▶ [Input]:

━━━━━━━━━━

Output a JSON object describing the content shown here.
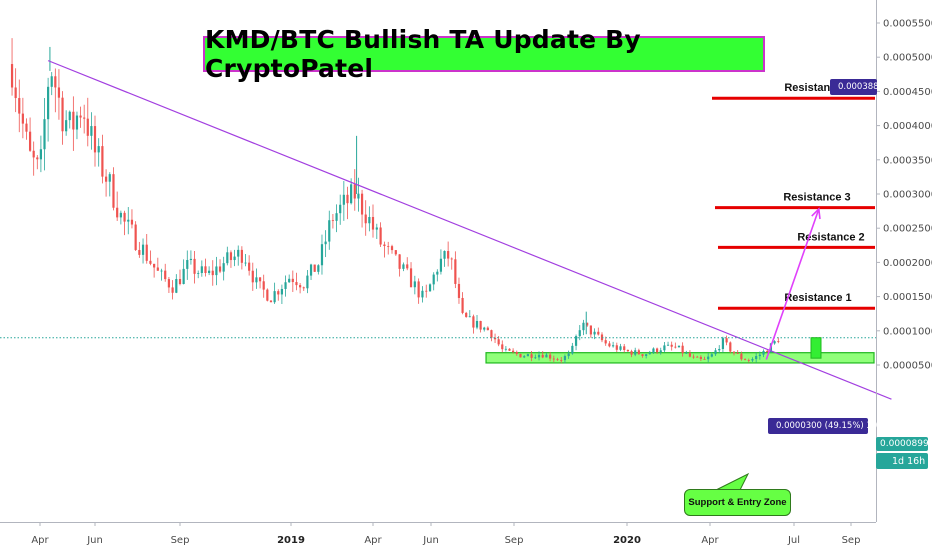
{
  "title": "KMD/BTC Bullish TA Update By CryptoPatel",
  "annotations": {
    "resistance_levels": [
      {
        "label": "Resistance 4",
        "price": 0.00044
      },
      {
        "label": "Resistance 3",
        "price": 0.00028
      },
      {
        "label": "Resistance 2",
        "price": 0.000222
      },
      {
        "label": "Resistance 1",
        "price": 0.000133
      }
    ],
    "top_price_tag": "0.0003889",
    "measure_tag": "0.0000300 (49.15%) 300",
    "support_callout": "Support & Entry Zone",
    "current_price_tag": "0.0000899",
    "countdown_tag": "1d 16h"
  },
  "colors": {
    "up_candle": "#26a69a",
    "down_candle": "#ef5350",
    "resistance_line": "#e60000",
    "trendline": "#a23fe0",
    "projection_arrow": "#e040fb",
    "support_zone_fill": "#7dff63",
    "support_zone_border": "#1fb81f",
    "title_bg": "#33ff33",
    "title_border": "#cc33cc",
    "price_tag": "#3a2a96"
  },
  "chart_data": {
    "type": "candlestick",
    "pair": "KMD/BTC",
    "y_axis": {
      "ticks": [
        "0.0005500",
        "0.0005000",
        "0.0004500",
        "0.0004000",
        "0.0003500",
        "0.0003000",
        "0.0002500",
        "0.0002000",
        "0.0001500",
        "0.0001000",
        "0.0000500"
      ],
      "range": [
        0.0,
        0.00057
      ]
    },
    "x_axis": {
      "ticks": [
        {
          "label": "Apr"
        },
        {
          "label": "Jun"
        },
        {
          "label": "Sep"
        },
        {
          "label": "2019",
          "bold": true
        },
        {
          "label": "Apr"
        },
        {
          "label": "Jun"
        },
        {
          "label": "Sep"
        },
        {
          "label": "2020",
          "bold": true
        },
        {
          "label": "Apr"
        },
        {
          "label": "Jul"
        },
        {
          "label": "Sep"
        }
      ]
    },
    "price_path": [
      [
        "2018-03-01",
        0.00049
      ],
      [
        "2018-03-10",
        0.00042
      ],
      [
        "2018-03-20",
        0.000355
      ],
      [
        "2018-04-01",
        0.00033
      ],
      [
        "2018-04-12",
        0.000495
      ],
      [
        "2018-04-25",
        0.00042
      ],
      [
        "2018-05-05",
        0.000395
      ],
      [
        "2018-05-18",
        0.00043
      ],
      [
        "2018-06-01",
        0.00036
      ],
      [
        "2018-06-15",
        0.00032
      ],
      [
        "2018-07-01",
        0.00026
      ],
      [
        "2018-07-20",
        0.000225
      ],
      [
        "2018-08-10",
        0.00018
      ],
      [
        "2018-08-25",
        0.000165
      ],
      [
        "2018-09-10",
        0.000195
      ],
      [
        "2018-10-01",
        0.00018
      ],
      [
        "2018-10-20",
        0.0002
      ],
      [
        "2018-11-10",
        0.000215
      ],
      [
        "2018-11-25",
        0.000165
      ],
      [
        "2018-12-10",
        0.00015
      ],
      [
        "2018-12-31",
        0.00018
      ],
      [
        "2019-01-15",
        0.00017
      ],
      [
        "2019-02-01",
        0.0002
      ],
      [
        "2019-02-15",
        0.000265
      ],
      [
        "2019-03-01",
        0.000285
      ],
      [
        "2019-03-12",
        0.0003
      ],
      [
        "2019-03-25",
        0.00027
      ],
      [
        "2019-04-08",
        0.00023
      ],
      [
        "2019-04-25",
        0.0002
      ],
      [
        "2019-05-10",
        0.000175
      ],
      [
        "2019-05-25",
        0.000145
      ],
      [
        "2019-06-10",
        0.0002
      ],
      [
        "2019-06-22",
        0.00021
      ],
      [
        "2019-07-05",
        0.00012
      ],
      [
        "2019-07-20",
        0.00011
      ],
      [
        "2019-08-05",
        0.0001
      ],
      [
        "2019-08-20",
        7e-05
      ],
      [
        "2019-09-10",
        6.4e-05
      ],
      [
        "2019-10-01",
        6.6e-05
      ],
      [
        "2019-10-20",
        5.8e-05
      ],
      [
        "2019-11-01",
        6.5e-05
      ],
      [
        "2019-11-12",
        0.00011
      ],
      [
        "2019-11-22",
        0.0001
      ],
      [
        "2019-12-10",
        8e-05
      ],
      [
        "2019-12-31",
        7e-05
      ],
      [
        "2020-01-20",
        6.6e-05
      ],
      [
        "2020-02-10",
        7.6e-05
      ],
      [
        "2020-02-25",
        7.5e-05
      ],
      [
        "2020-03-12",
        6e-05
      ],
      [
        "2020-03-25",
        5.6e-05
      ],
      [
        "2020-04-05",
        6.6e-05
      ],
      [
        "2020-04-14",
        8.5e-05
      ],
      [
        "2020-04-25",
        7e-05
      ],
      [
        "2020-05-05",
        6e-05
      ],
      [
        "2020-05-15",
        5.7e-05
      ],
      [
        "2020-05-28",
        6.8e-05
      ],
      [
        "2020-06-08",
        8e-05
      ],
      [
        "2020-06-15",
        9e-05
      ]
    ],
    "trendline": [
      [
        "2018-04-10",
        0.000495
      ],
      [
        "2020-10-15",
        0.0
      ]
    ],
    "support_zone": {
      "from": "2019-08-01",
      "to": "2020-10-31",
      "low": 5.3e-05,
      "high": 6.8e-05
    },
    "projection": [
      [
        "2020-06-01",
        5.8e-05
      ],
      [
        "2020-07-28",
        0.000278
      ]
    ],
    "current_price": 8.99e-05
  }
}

━━━━━━━━━━

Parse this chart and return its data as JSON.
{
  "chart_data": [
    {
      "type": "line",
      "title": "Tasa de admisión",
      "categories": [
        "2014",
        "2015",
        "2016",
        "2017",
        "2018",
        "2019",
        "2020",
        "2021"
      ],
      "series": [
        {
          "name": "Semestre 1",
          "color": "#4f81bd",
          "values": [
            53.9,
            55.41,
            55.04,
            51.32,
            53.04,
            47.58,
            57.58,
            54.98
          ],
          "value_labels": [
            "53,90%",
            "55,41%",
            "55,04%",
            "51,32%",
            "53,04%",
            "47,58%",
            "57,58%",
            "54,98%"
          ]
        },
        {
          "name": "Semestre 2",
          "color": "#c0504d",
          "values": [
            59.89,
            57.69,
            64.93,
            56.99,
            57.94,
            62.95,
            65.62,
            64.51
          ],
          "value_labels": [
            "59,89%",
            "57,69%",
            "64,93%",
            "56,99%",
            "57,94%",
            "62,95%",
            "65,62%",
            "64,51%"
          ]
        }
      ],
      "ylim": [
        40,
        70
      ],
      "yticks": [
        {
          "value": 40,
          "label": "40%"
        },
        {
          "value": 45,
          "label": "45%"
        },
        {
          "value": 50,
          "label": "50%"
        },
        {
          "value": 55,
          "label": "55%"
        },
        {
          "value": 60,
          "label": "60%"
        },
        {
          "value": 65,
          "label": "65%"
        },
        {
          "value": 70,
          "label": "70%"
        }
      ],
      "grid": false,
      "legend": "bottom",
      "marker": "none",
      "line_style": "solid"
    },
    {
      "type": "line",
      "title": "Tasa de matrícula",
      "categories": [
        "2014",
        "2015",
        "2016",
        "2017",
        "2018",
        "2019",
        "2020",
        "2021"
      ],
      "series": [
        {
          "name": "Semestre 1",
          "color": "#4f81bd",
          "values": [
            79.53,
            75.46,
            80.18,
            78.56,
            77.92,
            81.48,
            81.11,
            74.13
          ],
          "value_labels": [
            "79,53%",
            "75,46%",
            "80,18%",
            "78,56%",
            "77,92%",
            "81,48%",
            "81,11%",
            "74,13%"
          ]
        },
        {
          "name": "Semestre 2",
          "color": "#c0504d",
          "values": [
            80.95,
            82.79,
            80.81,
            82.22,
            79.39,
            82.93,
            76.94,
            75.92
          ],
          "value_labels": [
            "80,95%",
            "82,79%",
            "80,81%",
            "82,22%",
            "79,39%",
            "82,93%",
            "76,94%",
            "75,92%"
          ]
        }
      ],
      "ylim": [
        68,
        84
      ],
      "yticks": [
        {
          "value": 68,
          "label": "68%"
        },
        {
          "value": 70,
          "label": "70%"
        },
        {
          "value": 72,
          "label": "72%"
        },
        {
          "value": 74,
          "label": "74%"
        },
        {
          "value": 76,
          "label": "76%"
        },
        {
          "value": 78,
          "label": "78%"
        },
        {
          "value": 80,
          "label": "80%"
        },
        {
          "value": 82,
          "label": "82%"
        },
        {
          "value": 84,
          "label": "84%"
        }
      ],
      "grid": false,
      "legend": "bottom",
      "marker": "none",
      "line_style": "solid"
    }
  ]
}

━━━━━━━━━━

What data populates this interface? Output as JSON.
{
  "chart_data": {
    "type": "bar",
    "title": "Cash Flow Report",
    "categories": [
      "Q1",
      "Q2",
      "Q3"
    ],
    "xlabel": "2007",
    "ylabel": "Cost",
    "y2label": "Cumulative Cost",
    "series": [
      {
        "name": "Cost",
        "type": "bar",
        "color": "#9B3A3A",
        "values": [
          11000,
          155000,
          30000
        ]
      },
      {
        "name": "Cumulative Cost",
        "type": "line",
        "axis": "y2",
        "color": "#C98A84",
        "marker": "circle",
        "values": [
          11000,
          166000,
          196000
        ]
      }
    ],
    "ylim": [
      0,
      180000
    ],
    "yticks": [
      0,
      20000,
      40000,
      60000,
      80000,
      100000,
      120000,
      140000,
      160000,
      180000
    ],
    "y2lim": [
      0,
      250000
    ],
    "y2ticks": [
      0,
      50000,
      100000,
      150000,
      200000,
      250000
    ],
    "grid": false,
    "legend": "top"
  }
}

━━━━━━━━━━

▶ [What is needed]:
Copy every line in the entries above that has the string "Output" in it.

▶ [Exercise answer]:
Output a JSON object describing the content shown here.
What data populates this interface? Output as JSON.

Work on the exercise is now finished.